** Written problem **
Copy whichever lines contain the string "National".

[Data excerpts]
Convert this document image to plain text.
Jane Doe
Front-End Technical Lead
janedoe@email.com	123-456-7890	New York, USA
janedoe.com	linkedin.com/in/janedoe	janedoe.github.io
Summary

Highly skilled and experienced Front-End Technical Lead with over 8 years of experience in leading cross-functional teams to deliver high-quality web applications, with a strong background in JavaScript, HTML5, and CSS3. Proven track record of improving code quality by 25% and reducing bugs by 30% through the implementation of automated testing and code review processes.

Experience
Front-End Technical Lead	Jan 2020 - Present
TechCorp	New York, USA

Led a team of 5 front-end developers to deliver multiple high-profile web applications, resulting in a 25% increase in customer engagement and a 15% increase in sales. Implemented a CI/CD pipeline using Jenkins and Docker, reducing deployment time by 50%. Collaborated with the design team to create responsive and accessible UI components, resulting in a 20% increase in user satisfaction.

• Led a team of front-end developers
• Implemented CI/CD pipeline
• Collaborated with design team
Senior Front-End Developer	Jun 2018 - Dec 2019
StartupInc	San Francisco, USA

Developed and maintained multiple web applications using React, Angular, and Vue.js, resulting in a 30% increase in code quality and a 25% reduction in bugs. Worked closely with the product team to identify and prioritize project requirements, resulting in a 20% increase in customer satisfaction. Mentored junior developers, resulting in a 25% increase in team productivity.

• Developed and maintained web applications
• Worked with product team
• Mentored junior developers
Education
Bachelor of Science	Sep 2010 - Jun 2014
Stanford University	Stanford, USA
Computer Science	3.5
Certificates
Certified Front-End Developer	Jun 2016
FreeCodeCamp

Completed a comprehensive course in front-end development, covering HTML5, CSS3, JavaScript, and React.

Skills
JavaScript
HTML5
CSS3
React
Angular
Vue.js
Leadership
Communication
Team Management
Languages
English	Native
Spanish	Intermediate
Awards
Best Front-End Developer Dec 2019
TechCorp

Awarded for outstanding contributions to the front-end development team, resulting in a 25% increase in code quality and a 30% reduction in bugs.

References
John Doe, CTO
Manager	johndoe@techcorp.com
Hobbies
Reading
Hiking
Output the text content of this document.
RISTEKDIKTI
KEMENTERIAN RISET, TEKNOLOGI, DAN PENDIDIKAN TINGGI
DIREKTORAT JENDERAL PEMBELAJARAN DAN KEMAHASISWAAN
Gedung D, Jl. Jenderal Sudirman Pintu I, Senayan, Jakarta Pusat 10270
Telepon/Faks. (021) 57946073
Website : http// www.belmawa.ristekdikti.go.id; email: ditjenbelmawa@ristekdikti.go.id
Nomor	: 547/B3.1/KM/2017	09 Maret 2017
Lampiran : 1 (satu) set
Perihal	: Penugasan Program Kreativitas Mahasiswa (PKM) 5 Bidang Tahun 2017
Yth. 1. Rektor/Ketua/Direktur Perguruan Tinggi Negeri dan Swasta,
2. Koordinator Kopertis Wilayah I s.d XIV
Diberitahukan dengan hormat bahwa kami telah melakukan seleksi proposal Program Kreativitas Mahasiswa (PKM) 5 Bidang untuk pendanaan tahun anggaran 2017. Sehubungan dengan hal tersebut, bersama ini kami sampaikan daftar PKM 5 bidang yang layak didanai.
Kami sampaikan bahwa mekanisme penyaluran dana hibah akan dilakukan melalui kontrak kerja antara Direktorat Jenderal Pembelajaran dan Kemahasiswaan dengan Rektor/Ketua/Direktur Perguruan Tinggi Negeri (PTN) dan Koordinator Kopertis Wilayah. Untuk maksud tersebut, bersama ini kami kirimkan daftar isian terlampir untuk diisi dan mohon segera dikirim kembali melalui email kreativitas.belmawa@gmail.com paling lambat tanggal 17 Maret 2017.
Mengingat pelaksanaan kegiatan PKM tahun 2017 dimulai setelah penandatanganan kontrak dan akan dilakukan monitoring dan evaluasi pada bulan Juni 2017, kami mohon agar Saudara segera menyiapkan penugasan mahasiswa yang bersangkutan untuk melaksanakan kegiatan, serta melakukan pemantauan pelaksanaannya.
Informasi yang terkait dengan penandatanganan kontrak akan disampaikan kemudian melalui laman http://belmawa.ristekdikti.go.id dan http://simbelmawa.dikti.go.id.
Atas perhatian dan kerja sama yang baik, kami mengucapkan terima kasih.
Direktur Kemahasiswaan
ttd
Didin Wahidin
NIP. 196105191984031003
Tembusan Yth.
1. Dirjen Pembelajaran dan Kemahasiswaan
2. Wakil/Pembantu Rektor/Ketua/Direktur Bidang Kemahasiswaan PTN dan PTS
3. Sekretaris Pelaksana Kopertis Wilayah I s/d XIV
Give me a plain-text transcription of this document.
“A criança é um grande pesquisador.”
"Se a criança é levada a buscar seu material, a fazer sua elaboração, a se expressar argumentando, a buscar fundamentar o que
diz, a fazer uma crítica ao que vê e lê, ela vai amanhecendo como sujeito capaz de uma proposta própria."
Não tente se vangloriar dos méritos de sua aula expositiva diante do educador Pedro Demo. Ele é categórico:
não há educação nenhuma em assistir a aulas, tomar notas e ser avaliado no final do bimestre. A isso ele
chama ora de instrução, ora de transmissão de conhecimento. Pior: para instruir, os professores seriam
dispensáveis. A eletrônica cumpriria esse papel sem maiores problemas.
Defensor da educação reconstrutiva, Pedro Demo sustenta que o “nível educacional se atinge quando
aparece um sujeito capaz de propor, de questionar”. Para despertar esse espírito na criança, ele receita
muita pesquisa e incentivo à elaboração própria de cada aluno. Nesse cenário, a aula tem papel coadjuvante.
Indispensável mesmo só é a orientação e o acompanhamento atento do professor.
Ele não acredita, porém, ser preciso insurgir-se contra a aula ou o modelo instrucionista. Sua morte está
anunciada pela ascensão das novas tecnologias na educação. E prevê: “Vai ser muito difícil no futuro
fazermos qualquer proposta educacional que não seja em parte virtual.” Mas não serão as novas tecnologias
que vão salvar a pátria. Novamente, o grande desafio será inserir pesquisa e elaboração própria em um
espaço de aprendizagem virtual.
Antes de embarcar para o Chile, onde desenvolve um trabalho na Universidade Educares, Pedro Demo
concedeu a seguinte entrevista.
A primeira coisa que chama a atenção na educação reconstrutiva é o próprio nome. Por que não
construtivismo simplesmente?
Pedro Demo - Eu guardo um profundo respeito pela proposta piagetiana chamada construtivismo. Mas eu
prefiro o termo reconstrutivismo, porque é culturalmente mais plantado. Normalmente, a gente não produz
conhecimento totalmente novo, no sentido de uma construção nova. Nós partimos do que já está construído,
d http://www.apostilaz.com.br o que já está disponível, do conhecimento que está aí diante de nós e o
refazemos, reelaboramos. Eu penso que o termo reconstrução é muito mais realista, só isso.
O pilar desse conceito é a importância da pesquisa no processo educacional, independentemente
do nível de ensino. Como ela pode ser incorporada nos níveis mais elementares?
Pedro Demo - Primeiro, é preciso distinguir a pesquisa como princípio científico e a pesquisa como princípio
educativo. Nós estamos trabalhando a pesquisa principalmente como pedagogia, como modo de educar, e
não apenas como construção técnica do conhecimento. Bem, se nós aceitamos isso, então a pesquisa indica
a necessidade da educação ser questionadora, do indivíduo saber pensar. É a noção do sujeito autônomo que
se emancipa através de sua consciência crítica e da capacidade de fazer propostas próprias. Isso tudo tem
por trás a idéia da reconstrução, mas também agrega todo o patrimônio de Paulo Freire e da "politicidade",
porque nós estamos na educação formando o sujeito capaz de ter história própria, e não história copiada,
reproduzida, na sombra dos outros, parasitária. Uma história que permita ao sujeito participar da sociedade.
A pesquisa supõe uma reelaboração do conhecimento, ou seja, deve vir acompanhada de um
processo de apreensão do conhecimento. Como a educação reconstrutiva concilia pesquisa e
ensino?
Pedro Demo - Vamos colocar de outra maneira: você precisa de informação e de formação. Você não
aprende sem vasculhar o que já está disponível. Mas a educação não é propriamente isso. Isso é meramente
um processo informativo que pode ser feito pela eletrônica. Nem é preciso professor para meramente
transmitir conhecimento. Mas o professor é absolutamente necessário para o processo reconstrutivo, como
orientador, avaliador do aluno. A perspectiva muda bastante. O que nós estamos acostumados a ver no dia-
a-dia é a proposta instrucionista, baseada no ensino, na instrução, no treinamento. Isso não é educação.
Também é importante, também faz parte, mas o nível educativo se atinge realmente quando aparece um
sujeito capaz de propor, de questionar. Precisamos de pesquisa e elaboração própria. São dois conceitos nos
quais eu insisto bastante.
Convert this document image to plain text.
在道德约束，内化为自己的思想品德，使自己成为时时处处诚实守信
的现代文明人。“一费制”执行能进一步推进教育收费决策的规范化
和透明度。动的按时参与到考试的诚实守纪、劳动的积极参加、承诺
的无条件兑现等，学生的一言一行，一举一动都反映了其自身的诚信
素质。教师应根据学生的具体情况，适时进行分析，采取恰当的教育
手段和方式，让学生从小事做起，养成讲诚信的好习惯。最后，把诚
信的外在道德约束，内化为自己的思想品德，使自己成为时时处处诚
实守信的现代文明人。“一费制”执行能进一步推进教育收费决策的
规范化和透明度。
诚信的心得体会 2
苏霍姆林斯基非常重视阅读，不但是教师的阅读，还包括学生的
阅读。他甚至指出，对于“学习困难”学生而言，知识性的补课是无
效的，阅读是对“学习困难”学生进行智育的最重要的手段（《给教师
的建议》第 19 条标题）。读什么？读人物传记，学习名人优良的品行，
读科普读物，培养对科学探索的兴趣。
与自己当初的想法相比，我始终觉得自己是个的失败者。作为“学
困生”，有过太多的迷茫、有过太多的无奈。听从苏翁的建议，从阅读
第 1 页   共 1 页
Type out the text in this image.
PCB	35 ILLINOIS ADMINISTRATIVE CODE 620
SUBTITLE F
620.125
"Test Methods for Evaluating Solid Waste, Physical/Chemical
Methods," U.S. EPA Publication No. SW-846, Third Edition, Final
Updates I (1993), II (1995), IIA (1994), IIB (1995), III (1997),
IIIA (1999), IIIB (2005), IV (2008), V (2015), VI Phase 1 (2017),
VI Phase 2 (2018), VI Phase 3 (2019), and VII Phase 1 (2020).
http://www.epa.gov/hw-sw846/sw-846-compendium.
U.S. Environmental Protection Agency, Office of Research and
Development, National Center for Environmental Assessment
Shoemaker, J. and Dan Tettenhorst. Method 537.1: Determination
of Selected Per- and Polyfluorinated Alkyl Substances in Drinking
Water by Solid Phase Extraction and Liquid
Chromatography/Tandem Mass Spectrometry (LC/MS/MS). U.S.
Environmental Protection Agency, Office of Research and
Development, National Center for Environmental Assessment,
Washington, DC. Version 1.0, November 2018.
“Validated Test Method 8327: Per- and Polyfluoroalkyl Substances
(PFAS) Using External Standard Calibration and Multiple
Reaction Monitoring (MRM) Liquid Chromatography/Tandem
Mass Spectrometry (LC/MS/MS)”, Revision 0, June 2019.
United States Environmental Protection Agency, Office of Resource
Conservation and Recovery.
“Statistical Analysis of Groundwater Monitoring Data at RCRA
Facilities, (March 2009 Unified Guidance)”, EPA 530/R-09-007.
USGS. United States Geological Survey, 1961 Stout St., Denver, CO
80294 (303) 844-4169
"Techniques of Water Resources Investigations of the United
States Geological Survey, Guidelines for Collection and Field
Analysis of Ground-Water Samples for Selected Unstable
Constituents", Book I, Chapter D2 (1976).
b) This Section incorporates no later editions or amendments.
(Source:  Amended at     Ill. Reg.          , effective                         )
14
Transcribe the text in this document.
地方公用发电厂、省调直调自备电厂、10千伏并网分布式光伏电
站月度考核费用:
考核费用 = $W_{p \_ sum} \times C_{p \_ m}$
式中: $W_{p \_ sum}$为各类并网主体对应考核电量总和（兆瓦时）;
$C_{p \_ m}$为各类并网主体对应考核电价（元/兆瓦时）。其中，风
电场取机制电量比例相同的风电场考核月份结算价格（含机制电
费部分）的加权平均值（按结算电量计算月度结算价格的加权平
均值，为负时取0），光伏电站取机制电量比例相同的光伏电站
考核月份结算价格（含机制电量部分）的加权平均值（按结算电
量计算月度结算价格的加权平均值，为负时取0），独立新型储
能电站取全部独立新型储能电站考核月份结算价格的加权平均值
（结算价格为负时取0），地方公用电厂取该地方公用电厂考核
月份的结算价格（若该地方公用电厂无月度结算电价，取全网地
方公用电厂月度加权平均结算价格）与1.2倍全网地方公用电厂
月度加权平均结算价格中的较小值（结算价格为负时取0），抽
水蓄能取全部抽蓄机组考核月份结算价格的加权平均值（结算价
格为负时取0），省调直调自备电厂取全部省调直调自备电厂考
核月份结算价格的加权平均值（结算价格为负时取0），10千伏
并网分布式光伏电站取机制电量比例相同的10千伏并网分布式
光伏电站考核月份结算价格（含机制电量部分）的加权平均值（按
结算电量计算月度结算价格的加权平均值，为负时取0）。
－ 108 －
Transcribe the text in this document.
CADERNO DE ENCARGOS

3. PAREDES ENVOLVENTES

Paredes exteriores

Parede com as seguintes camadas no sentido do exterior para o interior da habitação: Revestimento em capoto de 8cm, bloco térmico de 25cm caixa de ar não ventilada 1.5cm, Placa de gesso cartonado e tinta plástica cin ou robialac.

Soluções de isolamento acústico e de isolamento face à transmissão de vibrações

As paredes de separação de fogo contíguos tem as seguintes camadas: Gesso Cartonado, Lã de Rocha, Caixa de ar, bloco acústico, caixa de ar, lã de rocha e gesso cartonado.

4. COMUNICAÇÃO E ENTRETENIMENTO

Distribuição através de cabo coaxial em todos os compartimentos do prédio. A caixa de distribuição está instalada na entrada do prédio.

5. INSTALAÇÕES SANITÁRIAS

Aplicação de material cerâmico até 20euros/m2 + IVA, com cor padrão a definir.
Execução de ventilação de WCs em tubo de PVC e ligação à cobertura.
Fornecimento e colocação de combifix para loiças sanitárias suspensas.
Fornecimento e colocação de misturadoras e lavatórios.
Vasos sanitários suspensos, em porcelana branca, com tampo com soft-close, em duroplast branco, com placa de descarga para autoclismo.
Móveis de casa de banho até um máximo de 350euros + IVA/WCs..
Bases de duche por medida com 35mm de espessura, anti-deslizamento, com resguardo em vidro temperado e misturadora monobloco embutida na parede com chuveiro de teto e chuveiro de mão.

** Solution for this exercise **
Development, National Center for Environmental Assessment
Development, National Center for Environmental Assessment,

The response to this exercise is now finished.